PROBLEM REQUIREMENTS => Return every line below as is, leaving out the pictures.

DATA SHOWN =>
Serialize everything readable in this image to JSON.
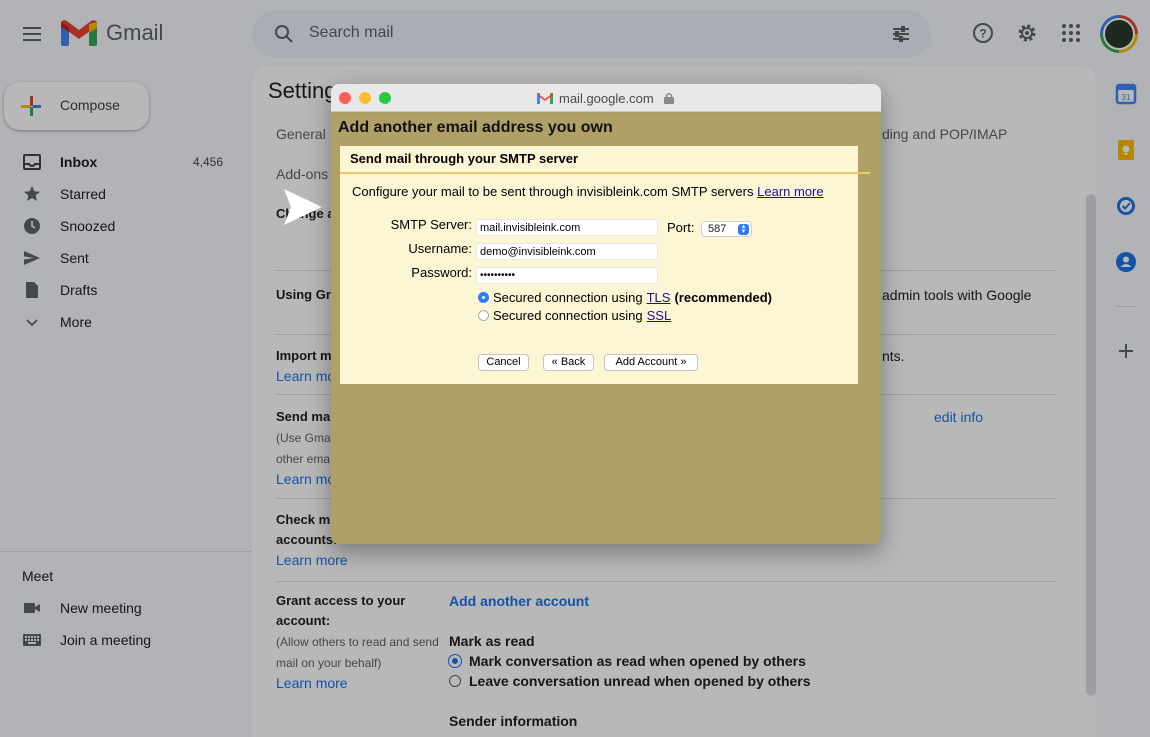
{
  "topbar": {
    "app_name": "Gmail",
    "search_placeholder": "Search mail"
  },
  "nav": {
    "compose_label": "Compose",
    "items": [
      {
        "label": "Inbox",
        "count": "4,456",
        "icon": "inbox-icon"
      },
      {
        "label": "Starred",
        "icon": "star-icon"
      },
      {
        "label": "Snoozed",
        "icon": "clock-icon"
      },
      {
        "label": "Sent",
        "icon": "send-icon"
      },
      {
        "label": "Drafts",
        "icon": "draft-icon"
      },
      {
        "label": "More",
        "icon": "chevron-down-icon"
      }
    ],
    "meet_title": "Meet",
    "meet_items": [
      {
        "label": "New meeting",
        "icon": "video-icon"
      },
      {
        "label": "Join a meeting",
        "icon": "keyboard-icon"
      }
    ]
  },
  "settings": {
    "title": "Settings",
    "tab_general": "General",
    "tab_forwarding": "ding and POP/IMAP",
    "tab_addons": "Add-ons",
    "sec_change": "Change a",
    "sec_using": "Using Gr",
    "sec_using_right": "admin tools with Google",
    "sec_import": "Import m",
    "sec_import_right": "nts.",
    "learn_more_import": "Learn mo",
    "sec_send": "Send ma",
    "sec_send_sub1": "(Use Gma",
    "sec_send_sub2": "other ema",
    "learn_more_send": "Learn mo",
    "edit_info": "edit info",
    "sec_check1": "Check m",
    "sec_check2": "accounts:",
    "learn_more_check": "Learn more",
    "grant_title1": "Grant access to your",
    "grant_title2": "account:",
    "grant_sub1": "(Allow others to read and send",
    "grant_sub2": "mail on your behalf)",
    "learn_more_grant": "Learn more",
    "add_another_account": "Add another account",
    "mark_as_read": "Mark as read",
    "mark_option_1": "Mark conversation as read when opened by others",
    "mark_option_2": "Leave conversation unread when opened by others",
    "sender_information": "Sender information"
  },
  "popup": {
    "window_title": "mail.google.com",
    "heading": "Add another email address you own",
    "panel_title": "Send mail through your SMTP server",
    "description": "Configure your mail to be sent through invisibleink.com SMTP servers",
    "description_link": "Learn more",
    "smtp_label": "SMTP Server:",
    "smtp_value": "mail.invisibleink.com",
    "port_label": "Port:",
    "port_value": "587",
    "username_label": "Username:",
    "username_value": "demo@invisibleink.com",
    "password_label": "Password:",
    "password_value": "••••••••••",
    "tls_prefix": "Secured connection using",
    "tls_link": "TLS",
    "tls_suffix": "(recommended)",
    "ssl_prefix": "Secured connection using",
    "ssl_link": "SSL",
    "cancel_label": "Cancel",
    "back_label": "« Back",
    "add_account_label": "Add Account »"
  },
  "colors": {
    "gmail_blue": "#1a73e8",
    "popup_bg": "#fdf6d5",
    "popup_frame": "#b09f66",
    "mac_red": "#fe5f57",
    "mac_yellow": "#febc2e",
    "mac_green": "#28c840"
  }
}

RESULT OF THIS EXERCISE =>
Serialize everything readable in this image to JSON.
{
  "topbar": {
    "app_name": "Gmail",
    "search_placeholder": "Search mail"
  },
  "nav": {
    "compose_label": "Compose",
    "items": [
      {
        "label": "Inbox",
        "count": "4,456",
        "icon": "inbox-icon"
      },
      {
        "label": "Starred",
        "icon": "star-icon"
      },
      {
        "label": "Snoozed",
        "icon": "clock-icon"
      },
      {
        "label": "Sent",
        "icon": "send-icon"
      },
      {
        "label": "Drafts",
        "icon": "draft-icon"
      },
      {
        "label": "More",
        "icon": "chevron-down-icon"
      }
    ],
    "meet_title": "Meet",
    "meet_items": [
      {
        "label": "New meeting",
        "icon": "video-icon"
      },
      {
        "label": "Join a meeting",
        "icon": "keyboard-icon"
      }
    ]
  },
  "settings": {
    "title": "Settings",
    "tab_general": "General",
    "tab_forwarding": "ding and POP/IMAP",
    "tab_addons": "Add-ons",
    "sec_change": "Change a",
    "sec_using": "Using Gr",
    "sec_using_right": "admin tools with Google",
    "sec_import": "Import m",
    "sec_import_right": "nts.",
    "learn_more_import": "Learn mo",
    "sec_send": "Send ma",
    "sec_send_sub1": "(Use Gma",
    "sec_send_sub2": "other ema",
    "learn_more_send": "Learn mo",
    "edit_info": "edit info",
    "sec_check1": "Check m",
    "sec_check2": "accounts:",
    "learn_more_check": "Learn more",
    "grant_title1": "Grant access to your",
    "grant_title2": "account:",
    "grant_sub1": "(Allow others to read and send",
    "grant_sub2": "mail on your behalf)",
    "learn_more_grant": "Learn more",
    "add_another_account": "Add another account",
    "mark_as_read": "Mark as read",
    "mark_option_1": "Mark conversation as read when opened by others",
    "mark_option_2": "Leave conversation unread when opened by others",
    "sender_information": "Sender information"
  },
  "popup": {
    "window_title": "mail.google.com",
    "heading": "Add another email address you own",
    "panel_title": "Send mail through your SMTP server",
    "description": "Configure your mail to be sent through invisibleink.com SMTP servers",
    "description_link": "Learn more",
    "smtp_label": "SMTP Server:",
    "smtp_value": "mail.invisibleink.com",
    "port_label": "Port:",
    "port_value": "587",
    "username_label": "Username:",
    "username_value": "demo@invisibleink.com",
    "password_label": "Password:",
    "password_value": "••••••••••",
    "tls_prefix": "Secured connection using",
    "tls_link": "TLS",
    "tls_suffix": "(recommended)",
    "ssl_prefix": "Secured connection using",
    "ssl_link": "SSL",
    "cancel_label": "Cancel",
    "back_label": "« Back",
    "add_account_label": "Add Account »"
  },
  "colors": {
    "gmail_blue": "#1a73e8",
    "popup_bg": "#fdf6d5",
    "popup_frame": "#b09f66",
    "mac_red": "#fe5f57",
    "mac_yellow": "#febc2e",
    "mac_green": "#28c840"
  }
}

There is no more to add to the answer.